### Records for processing

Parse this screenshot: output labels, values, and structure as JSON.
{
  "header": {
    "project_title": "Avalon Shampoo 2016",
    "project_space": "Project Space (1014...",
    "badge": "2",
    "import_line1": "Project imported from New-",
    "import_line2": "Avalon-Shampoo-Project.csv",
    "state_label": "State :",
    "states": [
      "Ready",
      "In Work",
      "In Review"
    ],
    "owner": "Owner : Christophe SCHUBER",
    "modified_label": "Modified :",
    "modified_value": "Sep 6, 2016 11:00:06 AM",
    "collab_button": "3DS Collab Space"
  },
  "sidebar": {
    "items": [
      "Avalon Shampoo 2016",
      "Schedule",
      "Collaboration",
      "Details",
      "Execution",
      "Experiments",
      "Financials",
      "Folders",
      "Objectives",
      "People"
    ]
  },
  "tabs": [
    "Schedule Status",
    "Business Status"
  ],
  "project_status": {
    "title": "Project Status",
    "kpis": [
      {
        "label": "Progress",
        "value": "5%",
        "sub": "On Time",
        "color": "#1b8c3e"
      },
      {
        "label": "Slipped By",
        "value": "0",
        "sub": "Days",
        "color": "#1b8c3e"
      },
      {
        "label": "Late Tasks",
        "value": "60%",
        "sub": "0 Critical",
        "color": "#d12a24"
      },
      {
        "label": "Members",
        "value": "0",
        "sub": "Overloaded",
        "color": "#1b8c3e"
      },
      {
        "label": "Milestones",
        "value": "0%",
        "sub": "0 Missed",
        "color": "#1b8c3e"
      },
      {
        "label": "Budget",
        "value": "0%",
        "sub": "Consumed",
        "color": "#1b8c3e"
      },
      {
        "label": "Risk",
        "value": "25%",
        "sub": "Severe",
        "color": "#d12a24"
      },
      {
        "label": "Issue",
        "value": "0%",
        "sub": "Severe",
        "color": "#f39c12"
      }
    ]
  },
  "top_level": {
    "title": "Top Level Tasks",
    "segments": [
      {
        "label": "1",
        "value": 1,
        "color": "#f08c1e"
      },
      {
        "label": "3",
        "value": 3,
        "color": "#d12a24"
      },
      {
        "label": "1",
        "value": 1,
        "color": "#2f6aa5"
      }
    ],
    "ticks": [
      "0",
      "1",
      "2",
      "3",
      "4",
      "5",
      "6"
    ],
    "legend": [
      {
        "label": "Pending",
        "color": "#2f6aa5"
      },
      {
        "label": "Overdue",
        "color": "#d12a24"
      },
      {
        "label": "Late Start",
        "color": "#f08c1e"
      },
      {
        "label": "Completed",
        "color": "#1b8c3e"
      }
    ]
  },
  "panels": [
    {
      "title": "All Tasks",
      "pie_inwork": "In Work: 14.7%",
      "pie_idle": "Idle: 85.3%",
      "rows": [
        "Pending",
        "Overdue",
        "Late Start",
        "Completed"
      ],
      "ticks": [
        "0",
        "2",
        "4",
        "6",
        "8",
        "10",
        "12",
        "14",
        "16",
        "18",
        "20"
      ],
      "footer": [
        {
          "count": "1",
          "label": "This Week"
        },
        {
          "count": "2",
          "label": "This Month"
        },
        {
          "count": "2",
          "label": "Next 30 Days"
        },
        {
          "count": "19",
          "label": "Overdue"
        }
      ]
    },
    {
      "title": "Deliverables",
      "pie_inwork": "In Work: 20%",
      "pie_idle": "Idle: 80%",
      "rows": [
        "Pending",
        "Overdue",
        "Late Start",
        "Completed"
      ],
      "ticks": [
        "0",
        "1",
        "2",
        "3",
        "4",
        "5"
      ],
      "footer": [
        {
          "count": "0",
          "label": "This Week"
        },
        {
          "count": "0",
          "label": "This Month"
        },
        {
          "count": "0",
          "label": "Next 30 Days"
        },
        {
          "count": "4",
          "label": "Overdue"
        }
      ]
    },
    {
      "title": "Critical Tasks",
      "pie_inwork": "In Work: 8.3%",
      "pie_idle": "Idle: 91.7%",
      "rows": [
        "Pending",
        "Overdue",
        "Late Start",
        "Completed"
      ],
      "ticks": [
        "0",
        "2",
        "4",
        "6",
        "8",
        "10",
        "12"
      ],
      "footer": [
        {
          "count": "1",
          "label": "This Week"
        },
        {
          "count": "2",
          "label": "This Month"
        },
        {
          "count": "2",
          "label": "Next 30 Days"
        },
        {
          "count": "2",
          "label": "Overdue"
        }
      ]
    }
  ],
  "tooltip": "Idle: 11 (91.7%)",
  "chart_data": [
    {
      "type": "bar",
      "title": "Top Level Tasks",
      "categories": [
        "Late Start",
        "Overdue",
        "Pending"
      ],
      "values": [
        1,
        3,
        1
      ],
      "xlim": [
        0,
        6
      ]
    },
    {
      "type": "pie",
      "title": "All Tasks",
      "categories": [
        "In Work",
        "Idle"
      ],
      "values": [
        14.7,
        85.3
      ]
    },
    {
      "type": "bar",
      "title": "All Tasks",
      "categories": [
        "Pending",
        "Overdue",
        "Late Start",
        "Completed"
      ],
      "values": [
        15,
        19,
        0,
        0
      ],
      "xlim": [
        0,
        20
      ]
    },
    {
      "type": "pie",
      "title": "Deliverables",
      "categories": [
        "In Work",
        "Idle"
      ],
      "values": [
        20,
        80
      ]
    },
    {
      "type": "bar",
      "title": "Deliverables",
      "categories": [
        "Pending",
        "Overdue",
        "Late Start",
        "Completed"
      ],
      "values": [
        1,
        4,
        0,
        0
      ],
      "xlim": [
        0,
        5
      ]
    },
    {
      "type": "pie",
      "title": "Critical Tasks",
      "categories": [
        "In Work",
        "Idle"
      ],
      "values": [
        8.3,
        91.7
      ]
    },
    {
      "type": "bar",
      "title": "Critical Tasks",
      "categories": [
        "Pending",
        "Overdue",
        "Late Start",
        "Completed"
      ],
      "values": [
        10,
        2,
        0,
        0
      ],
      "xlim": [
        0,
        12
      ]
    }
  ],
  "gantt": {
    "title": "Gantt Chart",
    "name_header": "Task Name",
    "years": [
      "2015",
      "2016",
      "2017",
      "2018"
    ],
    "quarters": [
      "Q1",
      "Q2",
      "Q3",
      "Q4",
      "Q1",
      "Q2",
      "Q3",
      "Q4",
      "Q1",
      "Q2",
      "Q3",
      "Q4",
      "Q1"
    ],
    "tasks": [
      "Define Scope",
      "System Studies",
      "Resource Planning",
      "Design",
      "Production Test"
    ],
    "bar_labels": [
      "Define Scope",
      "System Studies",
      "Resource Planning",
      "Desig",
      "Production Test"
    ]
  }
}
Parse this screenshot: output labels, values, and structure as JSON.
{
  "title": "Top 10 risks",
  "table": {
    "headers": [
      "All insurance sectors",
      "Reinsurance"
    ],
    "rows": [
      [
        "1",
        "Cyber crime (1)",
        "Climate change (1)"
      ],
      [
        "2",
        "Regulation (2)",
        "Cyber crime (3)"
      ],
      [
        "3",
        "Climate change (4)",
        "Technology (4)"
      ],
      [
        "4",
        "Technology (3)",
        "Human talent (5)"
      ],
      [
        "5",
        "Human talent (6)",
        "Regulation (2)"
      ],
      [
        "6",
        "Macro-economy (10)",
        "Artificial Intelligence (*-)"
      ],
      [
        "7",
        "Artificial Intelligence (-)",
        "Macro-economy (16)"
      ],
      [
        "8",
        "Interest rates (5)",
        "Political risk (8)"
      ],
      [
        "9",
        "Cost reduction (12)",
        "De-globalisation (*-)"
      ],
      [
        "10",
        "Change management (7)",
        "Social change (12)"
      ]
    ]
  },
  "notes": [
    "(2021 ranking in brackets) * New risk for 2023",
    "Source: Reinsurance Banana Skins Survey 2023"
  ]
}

### What is asked
Reproduce the listing in full. Keep it exactly as written.

### Response to the task
Parse this screenshot: output labels, values, and structure as JSON.
{
  "header": {
    "project_title": "Avalon Shampoo 2016",
    "project_space": "Project Space (1014...",
    "badge": "2",
    "import_line1": "Project imported from New-",
    "import_line2": "Avalon-Shampoo-Project.csv",
    "state_label": "State :",
    "states": [
      "Ready",
      "In Work",
      "In Review"
    ],
    "owner": "Owner : Christophe SCHUBER",
    "modified_label": "Modified :",
    "modified_value": "Sep 6, 2016 11:00:06 AM",
    "collab_button": "3DS Collab Space"
  },
  "sidebar": {
    "items": [
      "Avalon Shampoo 2016",
      "Schedule",
      "Collaboration",
      "Details",
      "Execution",
      "Experiments",
      "Financials",
      "Folders",
      "Objectives",
      "People"
    ]
  },
  "tabs": [
    "Schedule Status",
    "Business Status"
  ],
  "project_status": {
    "title": "Project Status",
    "kpis": [
      {
        "label": "Progress",
        "value": "5%",
        "sub": "On Time",
        "color": "#1b8c3e"
      },
      {
        "label": "Slipped By",
        "value": "0",
        "sub": "Days",
        "color": "#1b8c3e"
      },
      {
        "label": "Late Tasks",
        "value": "60%",
        "sub": "0 Critical",
        "color": "#d12a24"
      },
      {
        "label": "Members",
        "value": "0",
        "sub": "Overloaded",
        "color": "#1b8c3e"
      },
      {
        "label": "Milestones",
        "value": "0%",
        "sub": "0 Missed",
        "color": "#1b8c3e"
      },
      {
        "label": "Budget",
        "value": "0%",
        "sub": "Consumed",
        "color": "#1b8c3e"
      },
      {
        "label": "Risk",
        "value": "25%",
        "sub": "Severe",
        "color": "#d12a24"
      },
      {
        "label": "Issue",
        "value": "0%",
        "sub": "Severe",
        "color": "#f39c12"
      }
    ]
  },
  "top_level": {
    "title": "Top Level Tasks",
    "segments": [
      {
        "label": "1",
        "value": 1,
        "color": "#f08c1e"
      },
      {
        "label": "3",
        "value": 3,
        "color": "#d12a24"
      },
      {
        "label": "1",
        "value": 1,
        "color": "#2f6aa5"
      }
    ],
    "ticks": [
      "0",
      "1",
      "2",
      "3",
      "4",
      "5",
      "6"
    ],
    "legend": [
      {
        "label": "Pending",
        "color": "#2f6aa5"
      },
      {
        "label": "Overdue",
        "color": "#d12a24"
      },
      {
        "label": "Late Start",
        "color": "#f08c1e"
      },
      {
        "label": "Completed",
        "color": "#1b8c3e"
      }
    ]
  },
  "panels": [
    {
      "title": "All Tasks",
      "pie_inwork": "In Work: 14.7%",
      "pie_idle": "Idle: 85.3%",
      "rows": [
        "Pending",
        "Overdue",
        "Late Start",
        "Completed"
      ],
      "ticks": [
        "0",
        "2",
        "4",
        "6",
        "8",
        "10",
        "12",
        "14",
        "16",
        "18",
        "20"
      ],
      "footer": [
        {
          "count": "1",
          "label": "This Week"
        },
        {
          "count": "2",
          "label": "This Month"
        },
        {
          "count": "2",
          "label": "Next 30 Days"
        },
        {
          "count": "19",
          "label": "Overdue"
        }
      ]
    },
    {
      "title": "Deliverables",
      "pie_inwork": "In Work: 20%",
      "pie_idle": "Idle: 80%",
      "rows": [
        "Pending",
        "Overdue",
        "Late Start",
        "Completed"
      ],
      "ticks": [
        "0",
        "1",
        "2",
        "3",
        "4",
        "5"
      ],
      "footer": [
        {
          "count": "0",
          "label": "This Week"
        },
        {
          "count": "0",
          "label": "This Month"
        },
        {
          "count": "0",
          "label": "Next 30 Days"
        },
        {
          "count": "4",
          "label": "Overdue"
        }
      ]
    },
    {
      "title": "Critical Tasks",
      "pie_inwork": "In Work: 8.3%",
      "pie_idle": "Idle: 91.7%",
      "rows": [
        "Pending",
        "Overdue",
        "Late Start",
        "Completed"
      ],
      "ticks": [
        "0",
        "2",
        "4",
        "6",
        "8",
        "10",
        "12"
      ],
      "footer": [
        {
          "count": "1",
          "label": "This Week"
        },
        {
          "count": "2",
          "label": "This Month"
        },
        {
          "count": "2",
          "label": "Next 30 Days"
        },
        {
          "count": "2",
          "label": "Overdue"
        }
      ]
    }
  ],
  "tooltip": "Idle: 11 (91.7%)",
  "chart_data": [
    {
      "type": "bar",
      "title": "Top Level Tasks",
      "categories": [
        "Late Start",
        "Overdue",
        "Pending"
      ],
      "values": [
        1,
        3,
        1
      ],
      "xlim": [
        0,
        6
      ]
    },
    {
      "type": "pie",
      "title": "All Tasks",
      "categories": [
        "In Work",
        "Idle"
      ],
      "values": [
        14.7,
        85.3
      ]
    },
    {
      "type": "bar",
      "title": "All Tasks",
      "categories": [
        "Pending",
        "Overdue",
        "Late Start",
        "Completed"
      ],
      "values": [
        15,
        19,
        0,
        0
      ],
      "xlim": [
        0,
        20
      ]
    },
    {
      "type": "pie",
      "title": "Deliverables",
      "categories": [
        "In Work",
        "Idle"
      ],
      "values": [
        20,
        80
      ]
    },
    {
      "type": "bar",
      "title": "Deliverables",
      "categories": [
        "Pending",
        "Overdue",
        "Late Start",
        "Completed"
      ],
      "values": [
        1,
        4,
        0,
        0
      ],
      "xlim": [
        0,
        5
      ]
    },
    {
      "type": "pie",
      "title": "Critical Tasks",
      "categories": [
        "In Work",
        "Idle"
      ],
      "values": [
        8.3,
        91.7
      ]
    },
    {
      "type": "bar",
      "title": "Critical Tasks",
      "categories": [
        "Pending",
        "Overdue",
        "Late Start",
        "Completed"
      ],
      "values": [
        10,
        2,
        0,
        0
      ],
      "xlim": [
        0,
        12
      ]
    }
  ],
  "gantt": {
    "title": "Gantt Chart",
    "name_header": "Task Name",
    "years": [
      "2015",
      "2016",
      "2017",
      "2018"
    ],
    "quarters": [
      "Q1",
      "Q2",
      "Q3",
      "Q4",
      "Q1",
      "Q2",
      "Q3",
      "Q4",
      "Q1",
      "Q2",
      "Q3",
      "Q4",
      "Q1"
    ],
    "tasks": [
      "Define Scope",
      "System Studies",
      "Resource Planning",
      "Design",
      "Production Test"
    ],
    "bar_labels": [
      "Define Scope",
      "System Studies",
      "Resource Planning",
      "Desig",
      "Production Test"
    ]
  }
}
Parse this screenshot: output labels, values, and structure as JSON.
{
  "title": "Top 10 risks",
  "table": {
    "headers": [
      "All insurance sectors",
      "Reinsurance"
    ],
    "rows": [
      [
        "1",
        "Cyber crime (1)",
        "Climate change (1)"
      ],
      [
        "2",
        "Regulation (2)",
        "Cyber crime (3)"
      ],
      [
        "3",
        "Climate change (4)",
        "Technology (4)"
      ],
      [
        "4",
        "Technology (3)",
        "Human talent (5)"
      ],
      [
        "5",
        "Human talent (6)",
        "Regulation (2)"
      ],
      [
        "6",
        "Macro-economy (10)",
        "Artificial Intelligence (*-)"
      ],
      [
        "7",
        "Artificial Intelligence (-)",
        "Macro-economy (16)"
      ],
      [
        "8",
        "Interest rates (5)",
        "Political risk (8)"
      ],
      [
        "9",
        "Cost reduction (12)",
        "De-globalisation (*-)"
      ],
      [
        "10",
        "Change management (7)",
        "Social change (12)"
      ]
    ]
  },
  "notes": [
    "(2021 ranking in brackets) * New risk for 2023",
    "Source: Reinsurance Banana Skins Survey 2023"
  ]
}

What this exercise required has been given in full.